━━ Exercise input ━━
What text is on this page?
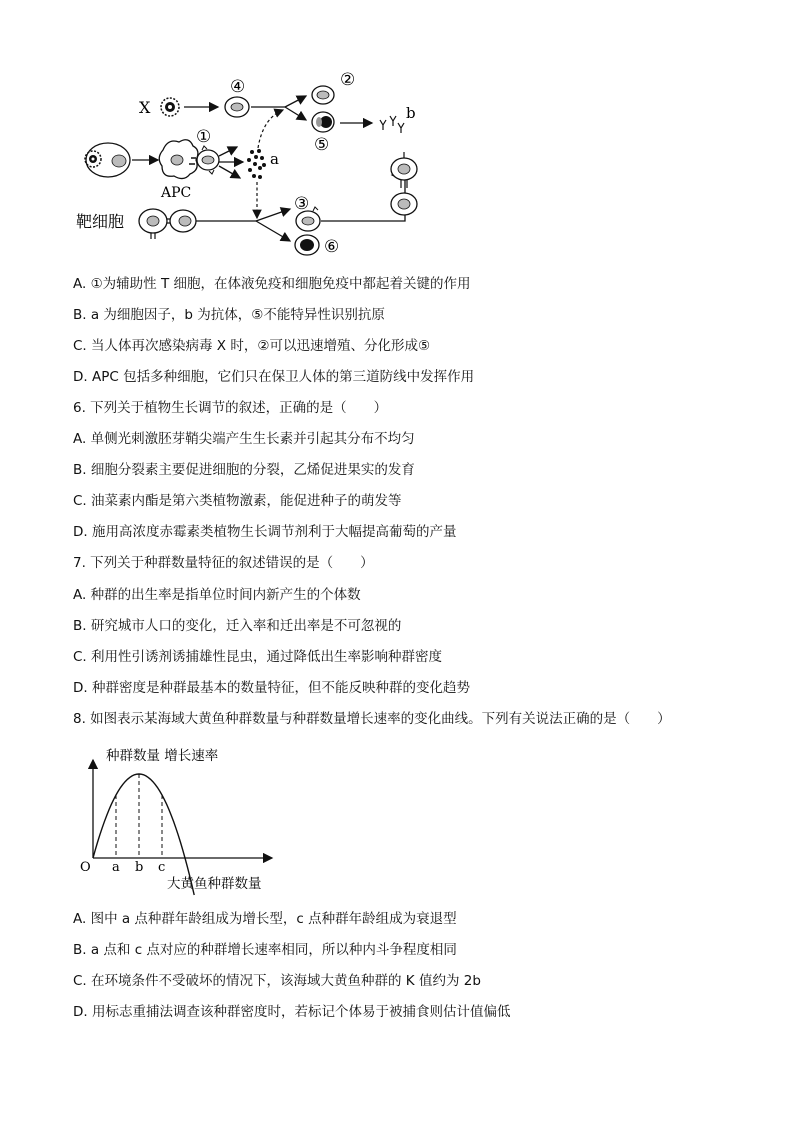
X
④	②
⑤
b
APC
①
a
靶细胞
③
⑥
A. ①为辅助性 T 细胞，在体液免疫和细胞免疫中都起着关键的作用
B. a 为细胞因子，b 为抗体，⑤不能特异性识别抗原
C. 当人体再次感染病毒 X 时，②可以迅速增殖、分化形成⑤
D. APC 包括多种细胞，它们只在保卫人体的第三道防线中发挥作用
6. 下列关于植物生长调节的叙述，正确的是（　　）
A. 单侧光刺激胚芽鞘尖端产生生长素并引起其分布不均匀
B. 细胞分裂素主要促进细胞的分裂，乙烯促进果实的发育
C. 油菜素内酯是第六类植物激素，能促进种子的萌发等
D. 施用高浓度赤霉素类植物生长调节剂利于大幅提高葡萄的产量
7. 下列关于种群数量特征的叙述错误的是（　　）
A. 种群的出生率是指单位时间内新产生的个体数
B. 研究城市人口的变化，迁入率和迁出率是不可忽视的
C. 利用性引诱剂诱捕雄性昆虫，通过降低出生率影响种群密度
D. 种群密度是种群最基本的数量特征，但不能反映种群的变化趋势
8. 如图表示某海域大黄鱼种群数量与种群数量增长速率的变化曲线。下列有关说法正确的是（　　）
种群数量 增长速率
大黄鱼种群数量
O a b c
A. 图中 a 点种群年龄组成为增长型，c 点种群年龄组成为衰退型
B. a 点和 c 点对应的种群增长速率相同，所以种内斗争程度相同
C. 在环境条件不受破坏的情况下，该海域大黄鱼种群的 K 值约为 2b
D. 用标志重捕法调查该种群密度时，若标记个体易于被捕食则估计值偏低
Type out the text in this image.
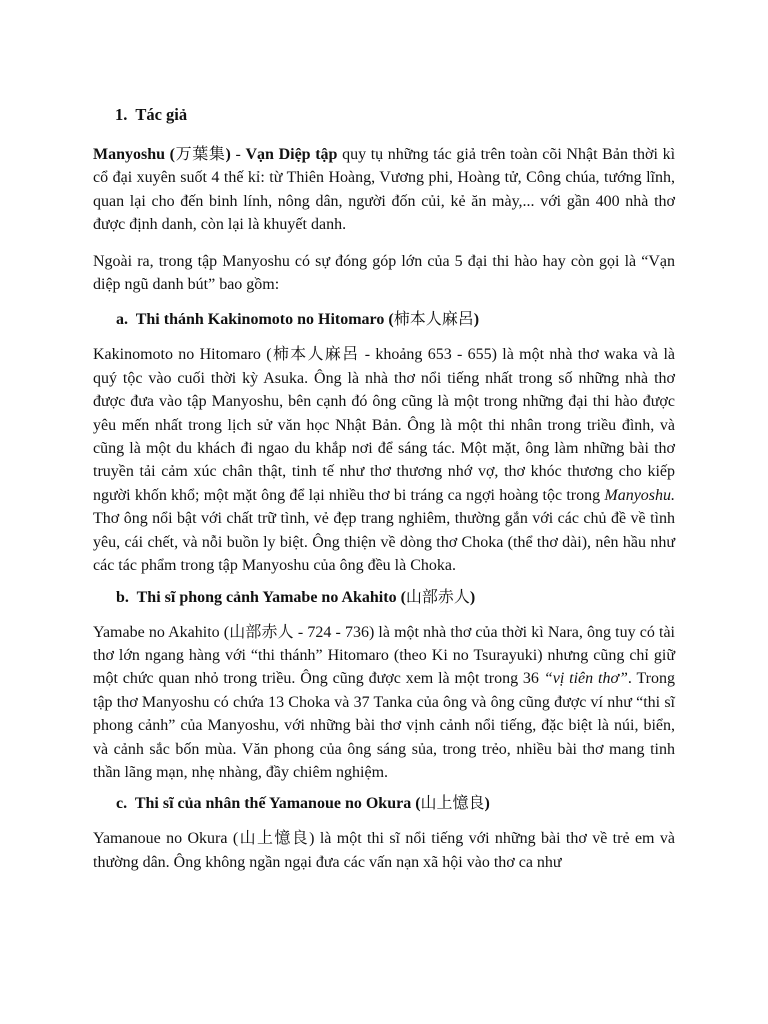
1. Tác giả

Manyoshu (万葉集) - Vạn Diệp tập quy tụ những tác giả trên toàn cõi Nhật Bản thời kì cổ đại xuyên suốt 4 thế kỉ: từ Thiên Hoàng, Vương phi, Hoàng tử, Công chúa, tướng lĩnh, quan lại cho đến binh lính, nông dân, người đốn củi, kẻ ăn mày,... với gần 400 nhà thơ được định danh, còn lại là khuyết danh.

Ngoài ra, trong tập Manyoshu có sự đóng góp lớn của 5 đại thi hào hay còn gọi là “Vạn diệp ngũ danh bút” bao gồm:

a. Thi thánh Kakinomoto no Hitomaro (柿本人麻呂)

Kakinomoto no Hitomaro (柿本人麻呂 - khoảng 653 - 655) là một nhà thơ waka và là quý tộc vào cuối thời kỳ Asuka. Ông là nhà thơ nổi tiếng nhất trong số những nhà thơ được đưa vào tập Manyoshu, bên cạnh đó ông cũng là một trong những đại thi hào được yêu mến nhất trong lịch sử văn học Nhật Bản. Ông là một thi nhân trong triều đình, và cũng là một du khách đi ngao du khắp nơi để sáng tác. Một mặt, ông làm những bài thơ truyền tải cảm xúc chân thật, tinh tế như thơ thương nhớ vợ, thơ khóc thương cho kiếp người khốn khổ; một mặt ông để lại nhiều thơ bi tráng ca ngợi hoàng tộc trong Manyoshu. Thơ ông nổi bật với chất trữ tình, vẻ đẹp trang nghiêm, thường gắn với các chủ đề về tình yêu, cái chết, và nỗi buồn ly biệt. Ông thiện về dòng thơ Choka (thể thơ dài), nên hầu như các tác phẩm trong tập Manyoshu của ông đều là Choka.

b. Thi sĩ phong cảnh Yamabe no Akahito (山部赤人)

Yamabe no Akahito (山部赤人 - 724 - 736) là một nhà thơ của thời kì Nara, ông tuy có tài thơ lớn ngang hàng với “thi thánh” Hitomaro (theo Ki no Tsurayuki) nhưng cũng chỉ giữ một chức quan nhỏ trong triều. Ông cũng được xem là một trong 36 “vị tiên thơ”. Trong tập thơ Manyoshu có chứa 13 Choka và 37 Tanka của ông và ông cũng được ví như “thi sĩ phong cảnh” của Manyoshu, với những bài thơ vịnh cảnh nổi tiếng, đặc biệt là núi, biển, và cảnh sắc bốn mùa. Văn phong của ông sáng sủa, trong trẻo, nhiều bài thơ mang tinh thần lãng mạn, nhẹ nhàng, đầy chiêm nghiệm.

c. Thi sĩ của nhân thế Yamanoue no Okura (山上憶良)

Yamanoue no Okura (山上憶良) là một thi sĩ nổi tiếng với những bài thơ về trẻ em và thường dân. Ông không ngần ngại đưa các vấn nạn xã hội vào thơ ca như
━━━
━━ Exercise input ━━
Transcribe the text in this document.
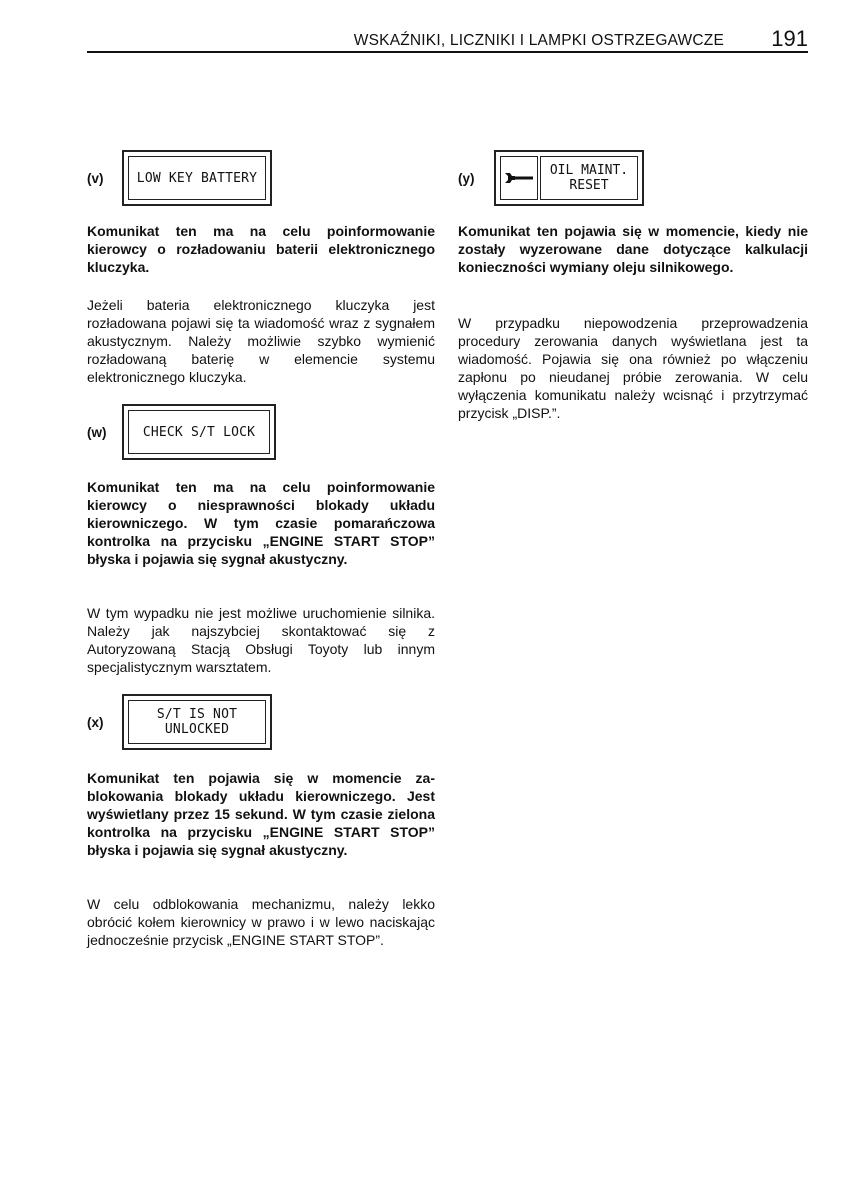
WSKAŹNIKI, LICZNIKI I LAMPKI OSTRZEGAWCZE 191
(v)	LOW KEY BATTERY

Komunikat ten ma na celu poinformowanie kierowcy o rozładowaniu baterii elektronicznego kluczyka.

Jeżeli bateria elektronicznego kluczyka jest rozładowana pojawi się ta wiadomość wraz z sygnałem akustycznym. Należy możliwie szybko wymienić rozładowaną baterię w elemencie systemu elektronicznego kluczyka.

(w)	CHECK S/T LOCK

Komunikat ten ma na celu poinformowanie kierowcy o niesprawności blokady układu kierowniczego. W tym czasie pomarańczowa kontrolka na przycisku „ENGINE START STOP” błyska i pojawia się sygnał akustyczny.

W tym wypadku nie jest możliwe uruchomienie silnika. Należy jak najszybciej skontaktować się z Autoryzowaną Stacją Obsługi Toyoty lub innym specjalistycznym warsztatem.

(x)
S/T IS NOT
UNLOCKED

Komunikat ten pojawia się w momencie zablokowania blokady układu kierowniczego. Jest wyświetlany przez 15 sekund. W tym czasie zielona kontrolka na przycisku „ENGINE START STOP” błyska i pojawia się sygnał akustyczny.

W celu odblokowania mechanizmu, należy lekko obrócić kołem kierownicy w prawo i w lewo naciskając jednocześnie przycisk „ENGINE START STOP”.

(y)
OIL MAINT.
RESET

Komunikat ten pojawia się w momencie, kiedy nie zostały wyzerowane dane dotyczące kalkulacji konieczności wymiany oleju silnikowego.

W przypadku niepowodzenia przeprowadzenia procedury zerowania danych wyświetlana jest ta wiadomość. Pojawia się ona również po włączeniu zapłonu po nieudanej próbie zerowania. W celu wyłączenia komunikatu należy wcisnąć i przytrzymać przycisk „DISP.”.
━━━
━━ Exercise input ━━
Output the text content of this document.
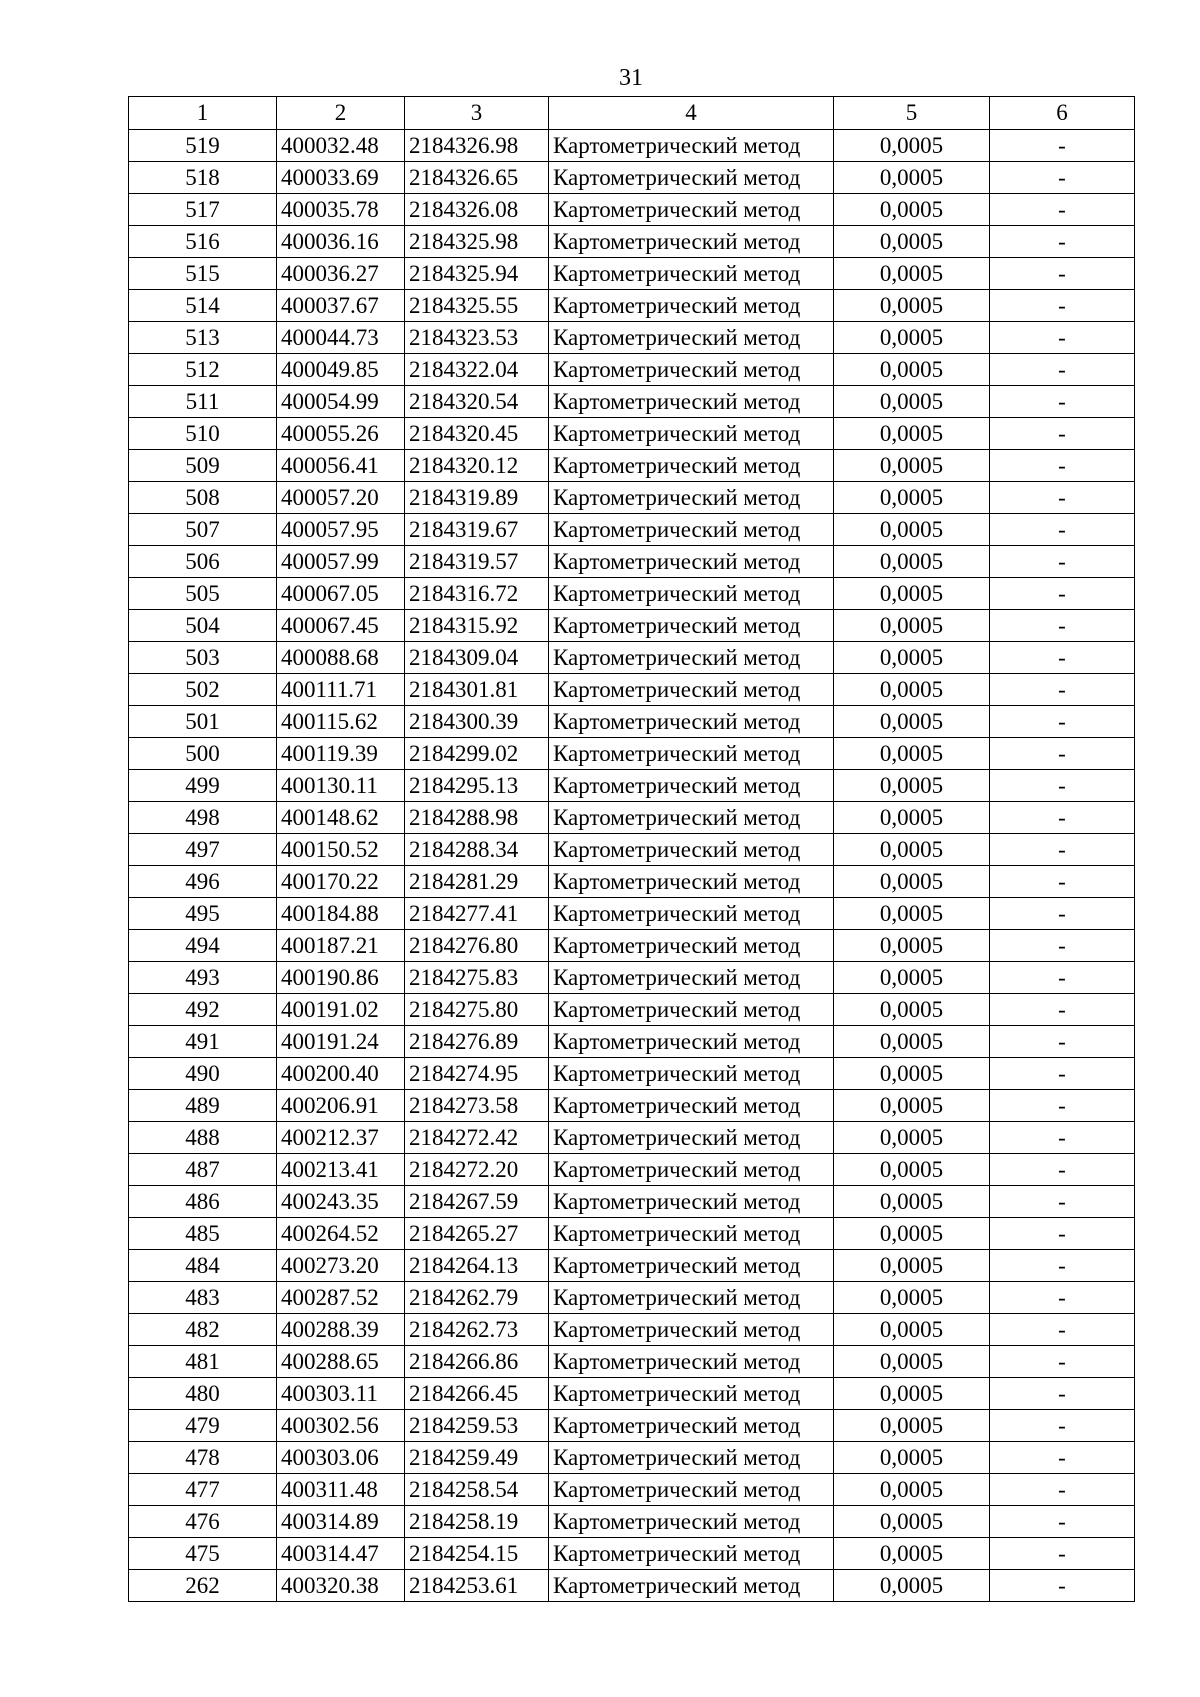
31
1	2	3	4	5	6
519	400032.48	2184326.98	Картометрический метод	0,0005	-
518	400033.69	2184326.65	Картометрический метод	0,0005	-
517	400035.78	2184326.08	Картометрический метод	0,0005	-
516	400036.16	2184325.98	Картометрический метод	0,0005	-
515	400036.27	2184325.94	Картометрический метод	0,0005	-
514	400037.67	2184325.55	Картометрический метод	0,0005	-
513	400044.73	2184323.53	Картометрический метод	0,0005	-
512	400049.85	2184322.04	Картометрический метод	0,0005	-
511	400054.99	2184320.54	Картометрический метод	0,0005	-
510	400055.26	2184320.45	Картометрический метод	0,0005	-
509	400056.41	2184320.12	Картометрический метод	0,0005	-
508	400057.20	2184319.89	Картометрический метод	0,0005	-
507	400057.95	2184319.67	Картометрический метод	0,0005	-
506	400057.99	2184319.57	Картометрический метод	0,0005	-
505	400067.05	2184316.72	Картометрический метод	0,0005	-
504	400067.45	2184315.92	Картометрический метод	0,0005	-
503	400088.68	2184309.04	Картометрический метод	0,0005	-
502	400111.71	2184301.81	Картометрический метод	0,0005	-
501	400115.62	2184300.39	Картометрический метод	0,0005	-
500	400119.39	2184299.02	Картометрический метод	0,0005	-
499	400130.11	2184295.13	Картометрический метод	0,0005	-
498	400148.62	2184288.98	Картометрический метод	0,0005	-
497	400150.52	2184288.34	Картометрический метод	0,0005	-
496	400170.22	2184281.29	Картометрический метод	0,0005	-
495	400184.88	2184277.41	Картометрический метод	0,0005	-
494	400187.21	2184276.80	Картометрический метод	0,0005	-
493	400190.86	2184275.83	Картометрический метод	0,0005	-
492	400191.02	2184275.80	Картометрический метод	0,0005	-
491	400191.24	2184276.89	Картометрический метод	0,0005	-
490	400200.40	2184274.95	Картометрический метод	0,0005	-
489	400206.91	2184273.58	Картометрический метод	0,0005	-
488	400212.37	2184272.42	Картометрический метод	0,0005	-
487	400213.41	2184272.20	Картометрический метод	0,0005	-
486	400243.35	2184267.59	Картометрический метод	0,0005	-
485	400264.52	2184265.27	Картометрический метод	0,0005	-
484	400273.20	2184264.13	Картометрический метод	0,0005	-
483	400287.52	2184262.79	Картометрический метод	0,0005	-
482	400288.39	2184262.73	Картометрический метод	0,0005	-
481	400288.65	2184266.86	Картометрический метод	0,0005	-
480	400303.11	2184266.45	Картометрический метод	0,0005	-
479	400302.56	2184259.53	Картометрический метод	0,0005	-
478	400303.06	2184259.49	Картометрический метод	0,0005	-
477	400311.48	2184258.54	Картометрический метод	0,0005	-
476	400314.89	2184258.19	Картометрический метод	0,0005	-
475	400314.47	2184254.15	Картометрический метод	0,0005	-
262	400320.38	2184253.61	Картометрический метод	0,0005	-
━━━
What is needed:
Extract every line containing the string "document" from the material.

Finished task:
Transcribe the text in this document.
Output the text content of this document.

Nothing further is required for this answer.